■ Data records
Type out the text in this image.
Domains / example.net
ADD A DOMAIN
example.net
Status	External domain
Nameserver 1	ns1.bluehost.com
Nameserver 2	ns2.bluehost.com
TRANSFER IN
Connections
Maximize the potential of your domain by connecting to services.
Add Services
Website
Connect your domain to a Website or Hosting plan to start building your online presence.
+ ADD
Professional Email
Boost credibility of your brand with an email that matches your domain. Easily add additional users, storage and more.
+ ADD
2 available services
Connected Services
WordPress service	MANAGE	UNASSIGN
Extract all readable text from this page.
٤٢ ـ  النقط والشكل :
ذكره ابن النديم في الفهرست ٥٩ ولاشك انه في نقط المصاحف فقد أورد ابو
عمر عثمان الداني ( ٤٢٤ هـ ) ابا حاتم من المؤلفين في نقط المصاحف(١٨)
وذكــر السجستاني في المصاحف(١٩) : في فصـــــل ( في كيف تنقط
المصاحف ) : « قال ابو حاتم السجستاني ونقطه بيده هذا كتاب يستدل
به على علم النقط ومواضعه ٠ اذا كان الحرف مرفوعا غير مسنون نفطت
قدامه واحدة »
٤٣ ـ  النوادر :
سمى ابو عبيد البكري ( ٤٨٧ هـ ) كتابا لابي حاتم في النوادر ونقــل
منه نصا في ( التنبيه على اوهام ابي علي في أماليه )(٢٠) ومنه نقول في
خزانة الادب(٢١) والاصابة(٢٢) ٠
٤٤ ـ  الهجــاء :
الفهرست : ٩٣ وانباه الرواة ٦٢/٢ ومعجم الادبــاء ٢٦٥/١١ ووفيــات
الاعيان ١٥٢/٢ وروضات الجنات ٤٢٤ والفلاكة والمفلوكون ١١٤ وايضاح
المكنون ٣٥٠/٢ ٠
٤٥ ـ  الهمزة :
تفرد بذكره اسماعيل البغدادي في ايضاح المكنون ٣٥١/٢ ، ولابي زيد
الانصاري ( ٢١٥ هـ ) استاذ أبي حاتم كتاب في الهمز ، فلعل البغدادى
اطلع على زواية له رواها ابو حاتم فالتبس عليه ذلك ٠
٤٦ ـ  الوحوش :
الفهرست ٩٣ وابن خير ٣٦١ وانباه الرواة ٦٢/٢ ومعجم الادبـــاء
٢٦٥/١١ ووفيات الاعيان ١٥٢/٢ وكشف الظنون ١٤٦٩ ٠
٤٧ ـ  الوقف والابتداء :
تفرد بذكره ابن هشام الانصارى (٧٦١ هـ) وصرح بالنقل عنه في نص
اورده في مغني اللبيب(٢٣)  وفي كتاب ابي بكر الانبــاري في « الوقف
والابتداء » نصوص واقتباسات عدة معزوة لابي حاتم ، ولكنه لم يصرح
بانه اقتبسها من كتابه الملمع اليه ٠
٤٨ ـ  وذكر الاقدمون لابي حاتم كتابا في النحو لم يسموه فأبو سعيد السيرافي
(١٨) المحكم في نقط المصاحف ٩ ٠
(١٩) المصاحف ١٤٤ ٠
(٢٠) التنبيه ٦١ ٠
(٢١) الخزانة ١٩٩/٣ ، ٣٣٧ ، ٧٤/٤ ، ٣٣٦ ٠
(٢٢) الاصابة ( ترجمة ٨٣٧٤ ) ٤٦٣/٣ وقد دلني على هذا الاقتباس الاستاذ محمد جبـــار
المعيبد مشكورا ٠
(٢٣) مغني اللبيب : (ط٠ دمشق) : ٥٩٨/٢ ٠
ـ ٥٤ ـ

■ Your goal
The records above are to be copied in full, exactly as written.

■ Complete response
Type out the text in this image.
Domains / example.net
ADD A DOMAIN
example.net
Status	External domain
Nameserver 1	ns1.bluehost.com
Nameserver 2	ns2.bluehost.com
TRANSFER IN
Connections
Maximize the potential of your domain by connecting to services.
Add Services
Website
Connect your domain to a Website or Hosting plan to start building your online presence.
+ ADD
Professional Email
Boost credibility of your brand with an email that matches your domain. Easily add additional users, storage and more.
+ ADD
2 available services
Connected Services
WordPress service	MANAGE	UNASSIGN
Extract all readable text from this page.
٤٢ ـ  النقط والشكل :
ذكره ابن النديم في الفهرست ٥٩ ولاشك انه في نقط المصاحف فقد أورد ابو
عمر عثمان الداني ( ٤٢٤ هـ ) ابا حاتم من المؤلفين في نقط المصاحف(١٨)
وذكــر السجستاني في المصاحف(١٩) : في فصـــــل ( في كيف تنقط
المصاحف ) : « قال ابو حاتم السجستاني ونقطه بيده هذا كتاب يستدل
به على علم النقط ومواضعه ٠ اذا كان الحرف مرفوعا غير مسنون نفطت
قدامه واحدة »
٤٣ ـ  النوادر :
سمى ابو عبيد البكري ( ٤٨٧ هـ ) كتابا لابي حاتم في النوادر ونقــل
منه نصا في ( التنبيه على اوهام ابي علي في أماليه )(٢٠) ومنه نقول في
خزانة الادب(٢١) والاصابة(٢٢) ٠
٤٤ ـ  الهجــاء :
الفهرست : ٩٣ وانباه الرواة ٦٢/٢ ومعجم الادبــاء ٢٦٥/١١ ووفيــات
الاعيان ١٥٢/٢ وروضات الجنات ٤٢٤ والفلاكة والمفلوكون ١١٤ وايضاح
المكنون ٣٥٠/٢ ٠
٤٥ ـ  الهمزة :
تفرد بذكره اسماعيل البغدادي في ايضاح المكنون ٣٥١/٢ ، ولابي زيد
الانصاري ( ٢١٥ هـ ) استاذ أبي حاتم كتاب في الهمز ، فلعل البغدادى
اطلع على زواية له رواها ابو حاتم فالتبس عليه ذلك ٠
٤٦ ـ  الوحوش :
الفهرست ٩٣ وابن خير ٣٦١ وانباه الرواة ٦٢/٢ ومعجم الادبـــاء
٢٦٥/١١ ووفيات الاعيان ١٥٢/٢ وكشف الظنون ١٤٦٩ ٠
٤٧ ـ  الوقف والابتداء :
تفرد بذكره ابن هشام الانصارى (٧٦١ هـ) وصرح بالنقل عنه في نص
اورده في مغني اللبيب(٢٣)  وفي كتاب ابي بكر الانبــاري في « الوقف
والابتداء » نصوص واقتباسات عدة معزوة لابي حاتم ، ولكنه لم يصرح
بانه اقتبسها من كتابه الملمع اليه ٠
٤٨ ـ  وذكر الاقدمون لابي حاتم كتابا في النحو لم يسموه فأبو سعيد السيرافي
(١٨) المحكم في نقط المصاحف ٩ ٠
(١٩) المصاحف ١٤٤ ٠
(٢٠) التنبيه ٦١ ٠
(٢١) الخزانة ١٩٩/٣ ، ٣٣٧ ، ٧٤/٤ ، ٣٣٦ ٠
(٢٢) الاصابة ( ترجمة ٨٣٧٤ ) ٤٦٣/٣ وقد دلني على هذا الاقتباس الاستاذ محمد جبـــار
المعيبد مشكورا ٠
(٢٣) مغني اللبيب : (ط٠ دمشق) : ٥٩٨/٢ ٠
ـ ٥٤ ـ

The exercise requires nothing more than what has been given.